◆ Exercise brief: Across the entries below, how many lines contain the string "positions"? Give only the count.

--- begin Records ---

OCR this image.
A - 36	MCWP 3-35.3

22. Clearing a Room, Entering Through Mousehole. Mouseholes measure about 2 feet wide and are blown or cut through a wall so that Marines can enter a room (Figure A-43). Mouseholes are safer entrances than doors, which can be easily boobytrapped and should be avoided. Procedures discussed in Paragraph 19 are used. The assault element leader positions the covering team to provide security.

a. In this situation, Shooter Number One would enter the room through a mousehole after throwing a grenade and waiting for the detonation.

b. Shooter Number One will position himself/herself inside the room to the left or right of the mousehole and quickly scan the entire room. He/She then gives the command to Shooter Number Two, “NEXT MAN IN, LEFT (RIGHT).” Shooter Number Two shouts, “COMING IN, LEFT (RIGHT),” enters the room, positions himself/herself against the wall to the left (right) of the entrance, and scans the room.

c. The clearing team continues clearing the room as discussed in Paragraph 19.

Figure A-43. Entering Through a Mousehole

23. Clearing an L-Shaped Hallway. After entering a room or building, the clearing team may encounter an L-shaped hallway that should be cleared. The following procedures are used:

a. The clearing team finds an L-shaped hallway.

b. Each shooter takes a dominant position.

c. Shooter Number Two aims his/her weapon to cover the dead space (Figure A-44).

--- end Records ---
--- begin Records ---

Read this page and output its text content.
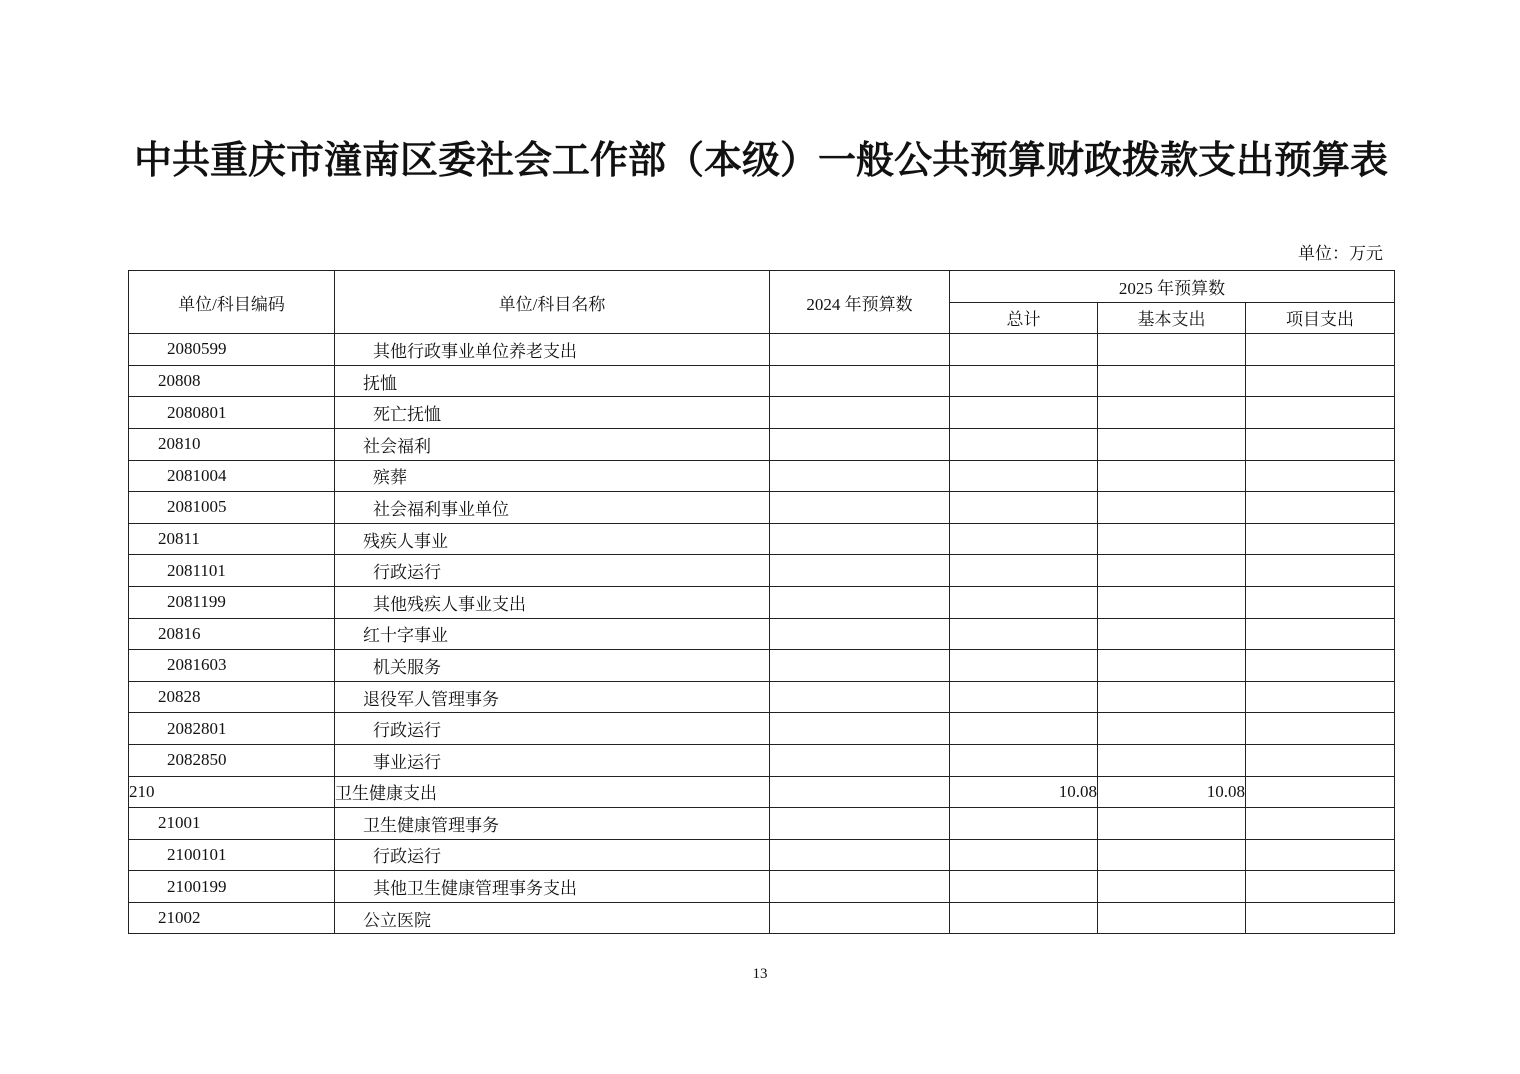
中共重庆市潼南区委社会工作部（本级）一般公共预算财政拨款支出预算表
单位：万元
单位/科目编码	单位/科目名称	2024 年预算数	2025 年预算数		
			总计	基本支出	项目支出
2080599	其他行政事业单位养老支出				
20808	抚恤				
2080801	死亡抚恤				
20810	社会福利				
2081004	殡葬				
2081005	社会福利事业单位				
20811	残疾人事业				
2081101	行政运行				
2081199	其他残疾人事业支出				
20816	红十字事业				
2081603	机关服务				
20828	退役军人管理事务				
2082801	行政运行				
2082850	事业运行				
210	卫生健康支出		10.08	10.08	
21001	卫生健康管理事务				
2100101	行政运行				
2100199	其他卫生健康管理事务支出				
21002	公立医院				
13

--- end Records ---

◆ The completed task: 2